■ **Task**
Reproduce the passage of the global wordnet text below word for word, starting with "The Inter-Lingual Index" and going on through "to its source.".

====== Text segment

Towards the Global Wordnet

Cvetana Krstev; Svetla Koeva; Duško Vitas

Authorship

1. Cvetana Krstev

Faculty of Philology - University of Belgrade
2. Svetla Koeva

Institute for Bulgarian Language - Bulgarian Academy of Sciences
3. Duško Vitas

Faculty of Mathematics - University of Belgrade

Work text

This plain text was ingested for the purpose of full-text search, not to preserve original formatting or readability. For the most complete copy, refer to the original conference program.

The global wordnet is an extensive lexical-semantic
network that constitutes of synonymous sets
(synsets) linked with the semantic relations existing between them. The cross-lingual nature of the global wordnet is provided by the establishing of relations of equivalents between synsets that express the same
meaning in different languages. The global wordnet
offers not only the extensive data for the comparative analysis over lexical densities and levels of lexicalization
but furthermore presupposes the successful implementation
in different application areas such as cross-lingual
information and knowledge management, cross-lingual
content management and text data mining, cross-lingual
information extraction and retrieval, multilingual
summarization, machine translation, etc. Therefore the proper maintaining of the completeness and consistency of the global wordnet is an important prerequisite for any type of text processing to which it is intended.
The EuroWordNet (EWN) extended the Princeton
wordnet (PWN) with cross-lingual relations [Vossen, 1999], which were further adopted by BalkaNet (BWN) [Stamou, 2002]. The languages covered by the EWN are Czech, Dutch, Estonian, French, German, Italian, and Spanish, respectively, and those covered by the BWN are Bulgarian, Greek, Romanian, Serbian and Turkish. The equivalent synsets in different languages are linked to
the same Inter-Lingual Index (ILI) thus connecting
monolingual wordnets in a global lexical-semantic network.
The Inter-Lingual Index is based on the PWN (ILI is consecutively synchronized with the PWN versions), the synsets of which are considered as language independent
concepts. Thus a distinction between the language-
specific modules (English among them) and the language-independent module (the ILI repository) has to be focused. The ILI is considered as an unstructured list of meanings, where each ILI-record consists of a synset (if the language is not English, a proper translation or at least transliteration must be ensured), an English gloss specifying the meaning and a reference to its source.

============
====== Data segment

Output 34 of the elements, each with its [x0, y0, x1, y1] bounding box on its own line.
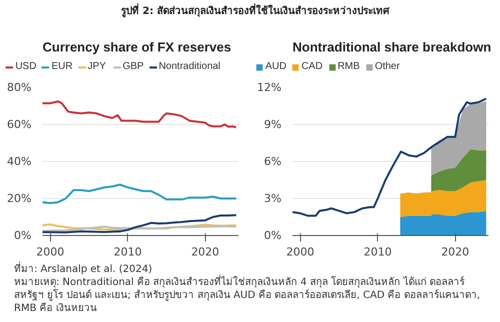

============

■ **Full output**
The Inter-Lingual Index is based on the PWN (ILI is consecutively synchronized with the PWN versions), the synsets of which are considered as language independent
concepts. Thus a distinction between the language-
specific modules (English among them) and the language-independent module (the ILI repository) has to be focused. The ILI is considered as an unstructured list of meanings, where each ILI-record consists of a synset (if the language is not English, a proper translation or at least transliteration must be ensured), an English gloss specifying the meaning and a reference to its source.